Would you repeat the listing exactly but omit every picture?

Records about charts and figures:
# # # # #

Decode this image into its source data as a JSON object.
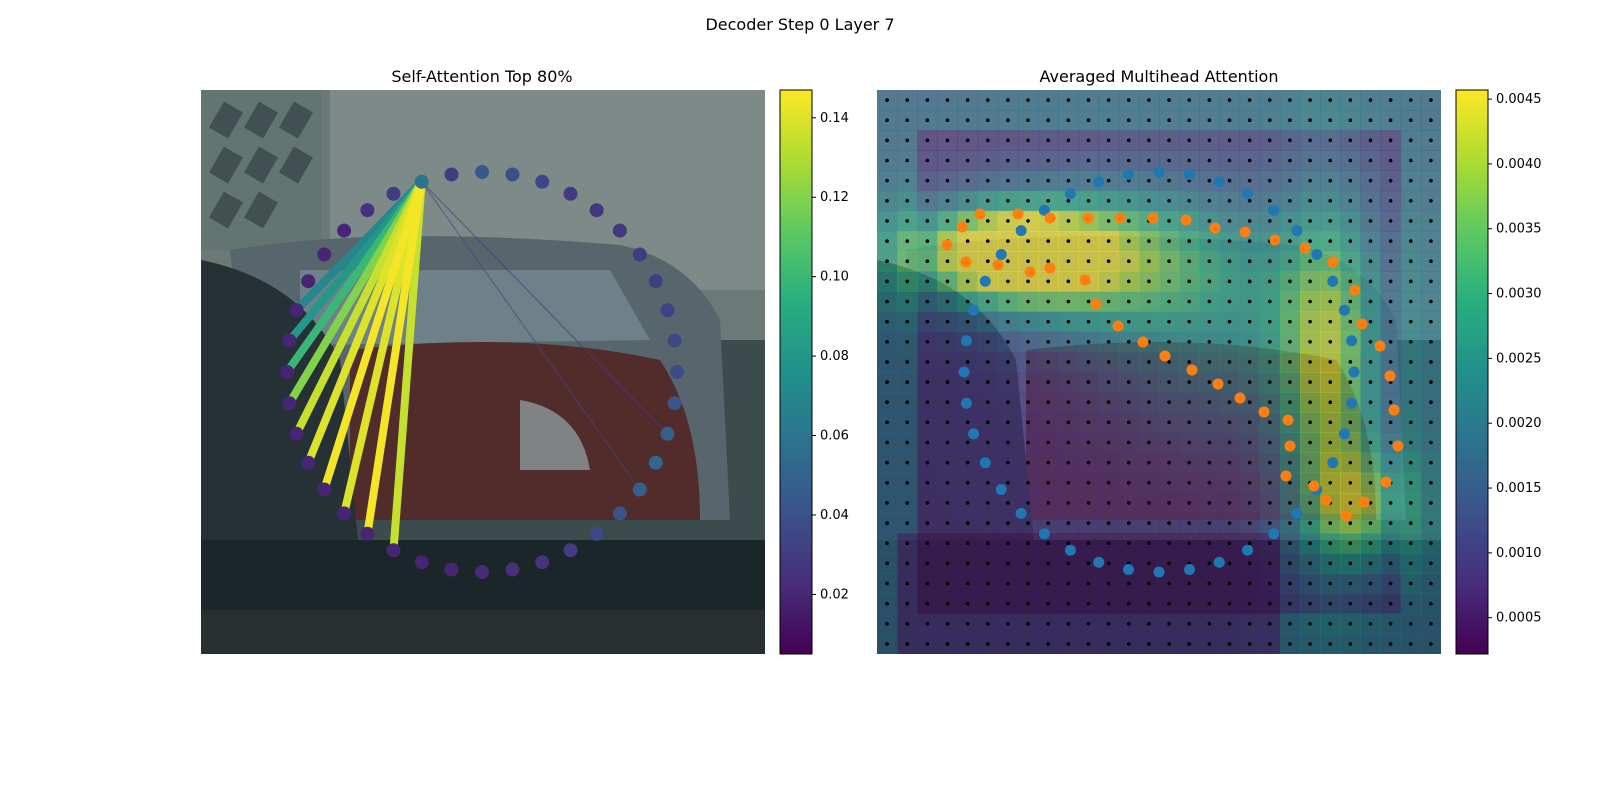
{
  "figure": {
    "suptitle": "Decoder Step 0 Layer 7"
  },
  "chart_data": [
    {
      "type": "scatter",
      "title": "Self-Attention Top 80%",
      "description_free": true,
      "background": "photo-car",
      "num_points": 40,
      "point_values": [
        0.045,
        0.04,
        0.035,
        0.03,
        0.028,
        0.028,
        0.03,
        0.032,
        0.034,
        0.036,
        0.038,
        0.042,
        0.048,
        0.052,
        0.048,
        0.042,
        0.036,
        0.03,
        0.026,
        0.024,
        0.022,
        0.02,
        0.02,
        0.02,
        0.02,
        0.02,
        0.02,
        0.02,
        0.02,
        0.02,
        0.02,
        0.02,
        0.02,
        0.02,
        0.02,
        0.02,
        0.025,
        0.03,
        0.06,
        0.03
      ],
      "query_index": 38,
      "attention_links": [
        {
          "target": 23,
          "weight": 0.135
        },
        {
          "target": 24,
          "weight": 0.145
        },
        {
          "target": 25,
          "weight": 0.14
        },
        {
          "target": 26,
          "weight": 0.145
        },
        {
          "target": 27,
          "weight": 0.14
        },
        {
          "target": 28,
          "weight": 0.135
        },
        {
          "target": 29,
          "weight": 0.12
        },
        {
          "target": 30,
          "weight": 0.1
        },
        {
          "target": 31,
          "weight": 0.08
        },
        {
          "target": 32,
          "weight": 0.07
        },
        {
          "target": 14,
          "weight": 0.035
        },
        {
          "target": 12,
          "weight": 0.03
        }
      ],
      "colorbar": {
        "ticks": [
          0.02,
          0.04,
          0.06,
          0.08,
          0.1,
          0.12,
          0.14
        ],
        "tick_labels": [
          "0.02",
          "0.04",
          "0.06",
          "0.08",
          "0.10",
          "0.12",
          "0.14"
        ],
        "range": [
          0.005,
          0.147
        ],
        "colormap": "viridis"
      }
    },
    {
      "type": "heatmap",
      "title": "Averaged Multihead Attention",
      "background": "photo-car",
      "grid": {
        "cols": 28,
        "rows": 28
      },
      "hotspots": [
        {
          "cx": 0.22,
          "cy": 0.29,
          "sx": 0.12,
          "sy": 0.06,
          "v": 1.0
        },
        {
          "cx": 0.4,
          "cy": 0.3,
          "sx": 0.15,
          "sy": 0.09,
          "v": 0.55
        },
        {
          "cx": 0.8,
          "cy": 0.5,
          "sx": 0.06,
          "sy": 0.22,
          "v": 0.6
        },
        {
          "cx": 0.86,
          "cy": 0.74,
          "sx": 0.07,
          "sy": 0.08,
          "v": 0.55
        },
        {
          "cx": 0.65,
          "cy": 0.4,
          "sx": 0.18,
          "sy": 0.15,
          "v": 0.35
        }
      ],
      "series": [
        {
          "name": "blue",
          "color": "#1f77b4",
          "shape": "ellipse",
          "count": 40
        },
        {
          "name": "orange",
          "color": "#ff7f0e",
          "shape": "heart",
          "count": 40
        }
      ],
      "colorbar": {
        "ticks": [
          0.0005,
          0.001,
          0.0015,
          0.002,
          0.0025,
          0.003,
          0.0035,
          0.004,
          0.0045
        ],
        "tick_labels": [
          "0.0005",
          "0.0010",
          "0.0015",
          "0.0020",
          "0.0025",
          "0.0030",
          "0.0035",
          "0.0040",
          "0.0045"
        ],
        "range": [
          0.00022,
          0.00457
        ],
        "colormap": "viridis"
      }
    }
  ]
}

# # # # #

(Solution):
Decode this image into its source data as a JSON object.
{
  "figure": {
    "suptitle": "Decoder Step 0 Layer 7"
  },
  "chart_data": [
    {
      "type": "scatter",
      "title": "Self-Attention Top 80%",
      "description_free": true,
      "background": "photo-car",
      "num_points": 40,
      "point_values": [
        0.045,
        0.04,
        0.035,
        0.03,
        0.028,
        0.028,
        0.03,
        0.032,
        0.034,
        0.036,
        0.038,
        0.042,
        0.048,
        0.052,
        0.048,
        0.042,
        0.036,
        0.03,
        0.026,
        0.024,
        0.022,
        0.02,
        0.02,
        0.02,
        0.02,
        0.02,
        0.02,
        0.02,
        0.02,
        0.02,
        0.02,
        0.02,
        0.02,
        0.02,
        0.02,
        0.02,
        0.025,
        0.03,
        0.06,
        0.03
      ],
      "query_index": 38,
      "attention_links": [
        {
          "target": 23,
          "weight": 0.135
        },
        {
          "target": 24,
          "weight": 0.145
        },
        {
          "target": 25,
          "weight": 0.14
        },
        {
          "target": 26,
          "weight": 0.145
        },
        {
          "target": 27,
          "weight": 0.14
        },
        {
          "target": 28,
          "weight": 0.135
        },
        {
          "target": 29,
          "weight": 0.12
        },
        {
          "target": 30,
          "weight": 0.1
        },
        {
          "target": 31,
          "weight": 0.08
        },
        {
          "target": 32,
          "weight": 0.07
        },
        {
          "target": 14,
          "weight": 0.035
        },
        {
          "target": 12,
          "weight": 0.03
        }
      ],
      "colorbar": {
        "ticks": [
          0.02,
          0.04,
          0.06,
          0.08,
          0.1,
          0.12,
          0.14
        ],
        "tick_labels": [
          "0.02",
          "0.04",
          "0.06",
          "0.08",
          "0.10",
          "0.12",
          "0.14"
        ],
        "range": [
          0.005,
          0.147
        ],
        "colormap": "viridis"
      }
    },
    {
      "type": "heatmap",
      "title": "Averaged Multihead Attention",
      "background": "photo-car",
      "grid": {
        "cols": 28,
        "rows": 28
      },
      "hotspots": [
        {
          "cx": 0.22,
          "cy": 0.29,
          "sx": 0.12,
          "sy": 0.06,
          "v": 1.0
        },
        {
          "cx": 0.4,
          "cy": 0.3,
          "sx": 0.15,
          "sy": 0.09,
          "v": 0.55
        },
        {
          "cx": 0.8,
          "cy": 0.5,
          "sx": 0.06,
          "sy": 0.22,
          "v": 0.6
        },
        {
          "cx": 0.86,
          "cy": 0.74,
          "sx": 0.07,
          "sy": 0.08,
          "v": 0.55
        },
        {
          "cx": 0.65,
          "cy": 0.4,
          "sx": 0.18,
          "sy": 0.15,
          "v": 0.35
        }
      ],
      "series": [
        {
          "name": "blue",
          "color": "#1f77b4",
          "shape": "ellipse",
          "count": 40
        },
        {
          "name": "orange",
          "color": "#ff7f0e",
          "shape": "heart",
          "count": 40
        }
      ],
      "colorbar": {
        "ticks": [
          0.0005,
          0.001,
          0.0015,
          0.002,
          0.0025,
          0.003,
          0.0035,
          0.004,
          0.0045
        ],
        "tick_labels": [
          "0.0005",
          "0.0010",
          "0.0015",
          "0.0020",
          "0.0025",
          "0.0030",
          "0.0035",
          "0.0040",
          "0.0045"
        ],
        "range": [
          0.00022,
          0.00457
        ],
        "colormap": "viridis"
      }
    }
  ]
}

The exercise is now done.